### Provided entries:
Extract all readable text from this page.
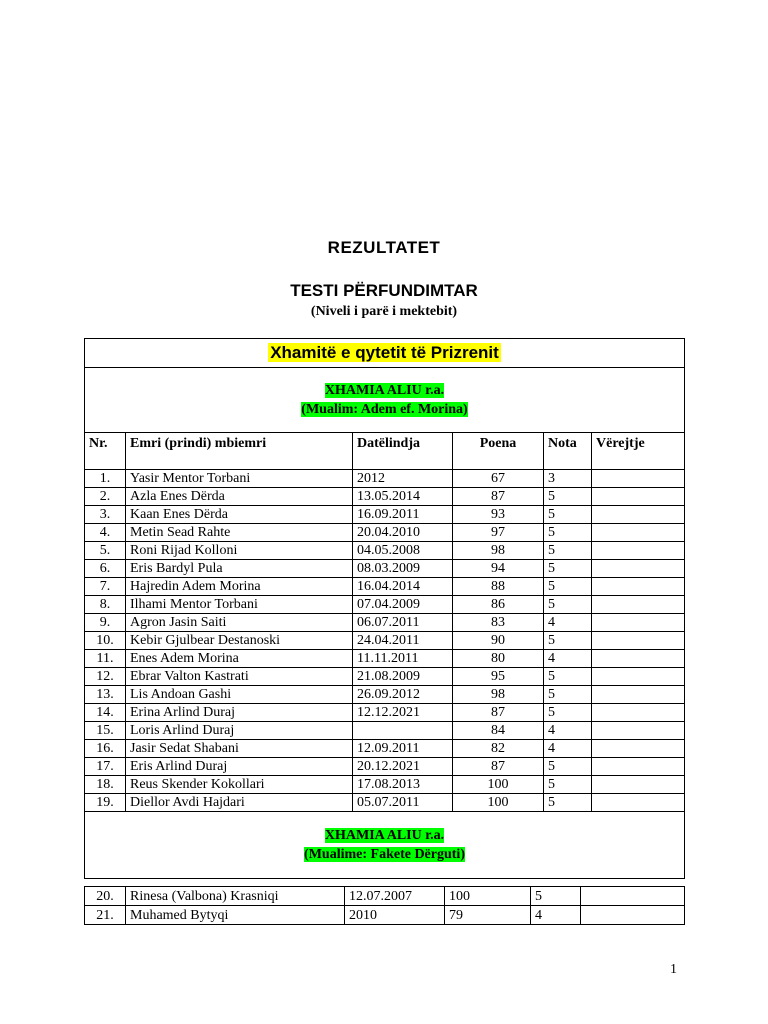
REZULTATET
TESTI PËRFUNDIMTAR
(Niveli i parë i mektebit)
Xhamitë e qytetit të Prizrenit					
XHAMIA ALIU r.a.
(Mualim: Adem ef. Morina)					
Nr.	Emri (prindi) mbiemri	Datëlindja	Poena	Nota	Vërejtje
1.	Yasir Mentor Torbani	2012	67	3	
2.	Azla Enes Dërda	13.05.2014	87	5	
3.	Kaan Enes Dërda	16.09.2011	93	5	
4.	Metin Sead Rahte	20.04.2010	97	5	
5.	Roni Rijad Kolloni	04.05.2008	98	5	
6.	Eris Bardyl Pula	08.03.2009	94	5	
7.	Hajredin Adem Morina	16.04.2014	88	5	
8.	Ilhami Mentor Torbani	07.04.2009	86	5	
9.	Agron Jasin Saiti	06.07.2011	83	4	
10.	Kebir Gjulbear Destanoski	24.04.2011	90	5	
11.	Enes Adem Morina	11.11.2011	80	4	
12.	Ebrar Valton Kastrati	21.08.2009	95	5	
13.	Lis Andoan Gashi	26.09.2012	98	5	
14.	Erina Arlind Duraj	12.12.2021	87	5	
15.	Loris Arlind Duraj		84	4	
16.	Jasir Sedat Shabani	12.09.2011	82	4	
17.	Eris Arlind Duraj	20.12.2021	87	5	
18.	Reus Skender Kokollari	17.08.2013	100	5	
19.	Diellor Avdi Hajdari	05.07.2011	100	5	
XHAMIA ALIU r.a.
(Mualime: Fakete Dërguti)					
20.	Rinesa (Valbona) Krasniqi	12.07.2007	100	5	
21.	Muhamed Bytyqi	2010	79	4	
1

### What you will do:
All records should be output exactly, with the pictures left out.

### Written solution:
Extract all readable text from this page.
REZULTATET
TESTI PËRFUNDIMTAR
(Niveli i parë i mektebit)
Xhamitë e qytetit të Prizrenit					
XHAMIA ALIU r.a.
(Mualim: Adem ef. Morina)					
Nr.	Emri (prindi) mbiemri	Datëlindja	Poena	Nota	Vërejtje
1.	Yasir Mentor Torbani	2012	67	3	
2.	Azla Enes Dërda	13.05.2014	87	5	
3.	Kaan Enes Dërda	16.09.2011	93	5	
4.	Metin Sead Rahte	20.04.2010	97	5	
5.	Roni Rijad Kolloni	04.05.2008	98	5	
6.	Eris Bardyl Pula	08.03.2009	94	5	
7.	Hajredin Adem Morina	16.04.2014	88	5	
8.	Ilhami Mentor Torbani	07.04.2009	86	5	
9.	Agron Jasin Saiti	06.07.2011	83	4	
10.	Kebir Gjulbear Destanoski	24.04.2011	90	5	
11.	Enes Adem Morina	11.11.2011	80	4	
12.	Ebrar Valton Kastrati	21.08.2009	95	5	
13.	Lis Andoan Gashi	26.09.2012	98	5	
14.	Erina Arlind Duraj	12.12.2021	87	5	
15.	Loris Arlind Duraj		84	4	
16.	Jasir Sedat Shabani	12.09.2011	82	4	
17.	Eris Arlind Duraj	20.12.2021	87	5	
18.	Reus Skender Kokollari	17.08.2013	100	5	
19.	Diellor Avdi Hajdari	05.07.2011	100	5	
XHAMIA ALIU r.a.
(Mualime: Fakete Dërguti)					
20.	Rinesa (Valbona) Krasniqi	12.07.2007	100	5	
21.	Muhamed Bytyqi	2010	79	4	
1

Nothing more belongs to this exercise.